EXERCISE PROMPT
Exactly repeat the material, dropping only the pictures.

Stored data
- - - - -
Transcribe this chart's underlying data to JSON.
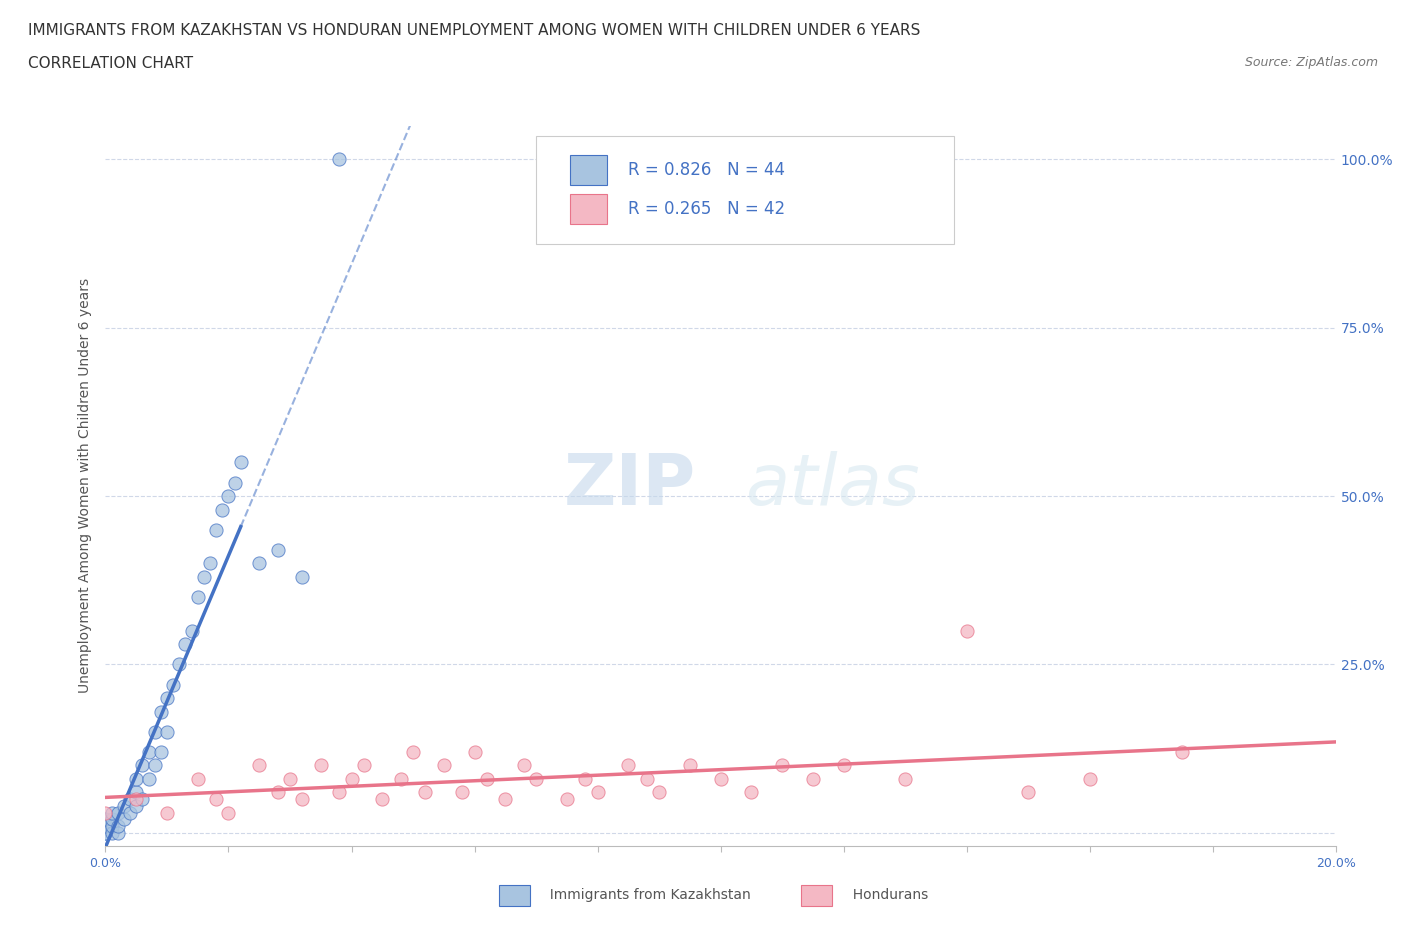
{
  "title": "IMMIGRANTS FROM KAZAKHSTAN VS HONDURAN UNEMPLOYMENT AMONG WOMEN WITH CHILDREN UNDER 6 YEARS",
  "subtitle": "CORRELATION CHART",
  "source": "Source: ZipAtlas.com",
  "ylabel": "Unemployment Among Women with Children Under 6 years",
  "xlim": [
    0.0,
    0.2
  ],
  "ylim": [
    -0.02,
    1.05
  ],
  "blue_scatter_x": [
    0.0,
    0.0,
    0.0,
    0.0,
    0.001,
    0.001,
    0.001,
    0.001,
    0.002,
    0.002,
    0.002,
    0.003,
    0.003,
    0.004,
    0.004,
    0.005,
    0.005,
    0.005,
    0.006,
    0.006,
    0.007,
    0.007,
    0.008,
    0.008,
    0.009,
    0.009,
    0.01,
    0.01,
    0.011,
    0.012,
    0.013,
    0.014,
    0.015,
    0.016,
    0.017,
    0.018,
    0.019,
    0.02,
    0.021,
    0.022,
    0.025,
    0.028,
    0.032,
    0.038
  ],
  "blue_scatter_y": [
    0.0,
    0.0,
    0.01,
    0.02,
    0.0,
    0.01,
    0.02,
    0.03,
    0.0,
    0.01,
    0.03,
    0.02,
    0.04,
    0.03,
    0.05,
    0.04,
    0.06,
    0.08,
    0.05,
    0.1,
    0.08,
    0.12,
    0.1,
    0.15,
    0.12,
    0.18,
    0.15,
    0.2,
    0.22,
    0.25,
    0.28,
    0.3,
    0.35,
    0.38,
    0.4,
    0.45,
    0.48,
    0.5,
    0.52,
    0.55,
    0.4,
    0.42,
    0.38,
    1.0
  ],
  "pink_scatter_x": [
    0.0,
    0.005,
    0.01,
    0.015,
    0.018,
    0.02,
    0.025,
    0.028,
    0.03,
    0.032,
    0.035,
    0.038,
    0.04,
    0.042,
    0.045,
    0.048,
    0.05,
    0.052,
    0.055,
    0.058,
    0.06,
    0.062,
    0.065,
    0.068,
    0.07,
    0.075,
    0.078,
    0.08,
    0.085,
    0.088,
    0.09,
    0.095,
    0.1,
    0.105,
    0.11,
    0.115,
    0.12,
    0.13,
    0.14,
    0.15,
    0.16,
    0.175
  ],
  "pink_scatter_y": [
    0.03,
    0.05,
    0.03,
    0.08,
    0.05,
    0.03,
    0.1,
    0.06,
    0.08,
    0.05,
    0.1,
    0.06,
    0.08,
    0.1,
    0.05,
    0.08,
    0.12,
    0.06,
    0.1,
    0.06,
    0.12,
    0.08,
    0.05,
    0.1,
    0.08,
    0.05,
    0.08,
    0.06,
    0.1,
    0.08,
    0.06,
    0.1,
    0.08,
    0.06,
    0.1,
    0.08,
    0.1,
    0.08,
    0.3,
    0.06,
    0.08,
    0.12
  ],
  "blue_line_color": "#4472C4",
  "pink_line_color": "#E8748A",
  "blue_scatter_facecolor": "#A8C4E0",
  "blue_scatter_edgecolor": "#4472C4",
  "pink_scatter_facecolor": "#F4B8C4",
  "pink_scatter_edgecolor": "#E8748A",
  "legend_text_color": "#4472C4",
  "blue_R": "R = 0.826",
  "blue_N": "N = 44",
  "pink_R": "R = 0.265",
  "pink_N": "N = 42",
  "watermark_zip": "ZIP",
  "watermark_atlas": "atlas",
  "background_color": "#FFFFFF",
  "grid_color": "#D0D8E8",
  "title_fontsize": 11,
  "subtitle_fontsize": 11,
  "source_fontsize": 9,
  "axis_label_fontsize": 10,
  "tick_label_color": "#4472C4",
  "bottom_legend_blue": "Immigrants from Kazakhstan",
  "bottom_legend_pink": "Hondurans"
}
- - - - -
SOLUTION FOR THIS PROBLEM
Transcribe this chart's underlying data to JSON.
{
  "title": "IMMIGRANTS FROM KAZAKHSTAN VS HONDURAN UNEMPLOYMENT AMONG WOMEN WITH CHILDREN UNDER 6 YEARS",
  "subtitle": "CORRELATION CHART",
  "source": "Source: ZipAtlas.com",
  "ylabel": "Unemployment Among Women with Children Under 6 years",
  "xlim": [
    0.0,
    0.2
  ],
  "ylim": [
    -0.02,
    1.05
  ],
  "blue_scatter_x": [
    0.0,
    0.0,
    0.0,
    0.0,
    0.001,
    0.001,
    0.001,
    0.001,
    0.002,
    0.002,
    0.002,
    0.003,
    0.003,
    0.004,
    0.004,
    0.005,
    0.005,
    0.005,
    0.006,
    0.006,
    0.007,
    0.007,
    0.008,
    0.008,
    0.009,
    0.009,
    0.01,
    0.01,
    0.011,
    0.012,
    0.013,
    0.014,
    0.015,
    0.016,
    0.017,
    0.018,
    0.019,
    0.02,
    0.021,
    0.022,
    0.025,
    0.028,
    0.032,
    0.038
  ],
  "blue_scatter_y": [
    0.0,
    0.0,
    0.01,
    0.02,
    0.0,
    0.01,
    0.02,
    0.03,
    0.0,
    0.01,
    0.03,
    0.02,
    0.04,
    0.03,
    0.05,
    0.04,
    0.06,
    0.08,
    0.05,
    0.1,
    0.08,
    0.12,
    0.1,
    0.15,
    0.12,
    0.18,
    0.15,
    0.2,
    0.22,
    0.25,
    0.28,
    0.3,
    0.35,
    0.38,
    0.4,
    0.45,
    0.48,
    0.5,
    0.52,
    0.55,
    0.4,
    0.42,
    0.38,
    1.0
  ],
  "pink_scatter_x": [
    0.0,
    0.005,
    0.01,
    0.015,
    0.018,
    0.02,
    0.025,
    0.028,
    0.03,
    0.032,
    0.035,
    0.038,
    0.04,
    0.042,
    0.045,
    0.048,
    0.05,
    0.052,
    0.055,
    0.058,
    0.06,
    0.062,
    0.065,
    0.068,
    0.07,
    0.075,
    0.078,
    0.08,
    0.085,
    0.088,
    0.09,
    0.095,
    0.1,
    0.105,
    0.11,
    0.115,
    0.12,
    0.13,
    0.14,
    0.15,
    0.16,
    0.175
  ],
  "pink_scatter_y": [
    0.03,
    0.05,
    0.03,
    0.08,
    0.05,
    0.03,
    0.1,
    0.06,
    0.08,
    0.05,
    0.1,
    0.06,
    0.08,
    0.1,
    0.05,
    0.08,
    0.12,
    0.06,
    0.1,
    0.06,
    0.12,
    0.08,
    0.05,
    0.1,
    0.08,
    0.05,
    0.08,
    0.06,
    0.1,
    0.08,
    0.06,
    0.1,
    0.08,
    0.06,
    0.1,
    0.08,
    0.1,
    0.08,
    0.3,
    0.06,
    0.08,
    0.12
  ],
  "blue_line_color": "#4472C4",
  "pink_line_color": "#E8748A",
  "blue_scatter_facecolor": "#A8C4E0",
  "blue_scatter_edgecolor": "#4472C4",
  "pink_scatter_facecolor": "#F4B8C4",
  "pink_scatter_edgecolor": "#E8748A",
  "legend_text_color": "#4472C4",
  "blue_R": "R = 0.826",
  "blue_N": "N = 44",
  "pink_R": "R = 0.265",
  "pink_N": "N = 42",
  "watermark_zip": "ZIP",
  "watermark_atlas": "atlas",
  "background_color": "#FFFFFF",
  "grid_color": "#D0D8E8",
  "title_fontsize": 11,
  "subtitle_fontsize": 11,
  "source_fontsize": 9,
  "axis_label_fontsize": 10,
  "tick_label_color": "#4472C4",
  "bottom_legend_blue": "Immigrants from Kazakhstan",
  "bottom_legend_pink": "Hondurans"
}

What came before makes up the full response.